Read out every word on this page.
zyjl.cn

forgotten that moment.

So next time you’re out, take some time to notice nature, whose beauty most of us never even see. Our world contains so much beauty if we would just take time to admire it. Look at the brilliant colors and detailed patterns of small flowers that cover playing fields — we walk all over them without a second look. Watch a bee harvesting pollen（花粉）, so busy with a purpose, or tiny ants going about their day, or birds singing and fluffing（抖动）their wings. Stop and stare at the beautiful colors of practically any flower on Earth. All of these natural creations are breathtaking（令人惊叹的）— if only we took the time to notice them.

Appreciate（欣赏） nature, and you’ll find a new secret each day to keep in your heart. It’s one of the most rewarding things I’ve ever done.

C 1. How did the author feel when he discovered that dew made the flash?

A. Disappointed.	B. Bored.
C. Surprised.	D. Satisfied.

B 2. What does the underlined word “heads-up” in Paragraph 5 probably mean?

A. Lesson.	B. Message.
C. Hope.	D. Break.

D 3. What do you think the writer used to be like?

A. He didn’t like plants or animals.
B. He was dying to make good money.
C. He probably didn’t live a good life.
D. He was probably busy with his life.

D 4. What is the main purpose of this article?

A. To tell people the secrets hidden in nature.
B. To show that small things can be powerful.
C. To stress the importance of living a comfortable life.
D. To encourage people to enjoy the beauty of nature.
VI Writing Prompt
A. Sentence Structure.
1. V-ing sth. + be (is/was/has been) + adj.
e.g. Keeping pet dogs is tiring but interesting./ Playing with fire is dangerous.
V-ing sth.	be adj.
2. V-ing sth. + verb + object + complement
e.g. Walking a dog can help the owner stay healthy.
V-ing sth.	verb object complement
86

····················

Set exercise » Copy and report every line where the word "verb" is present.

Exercise response »
2. V-ing sth. + verb + object + complement
V-ing sth.	verb object complement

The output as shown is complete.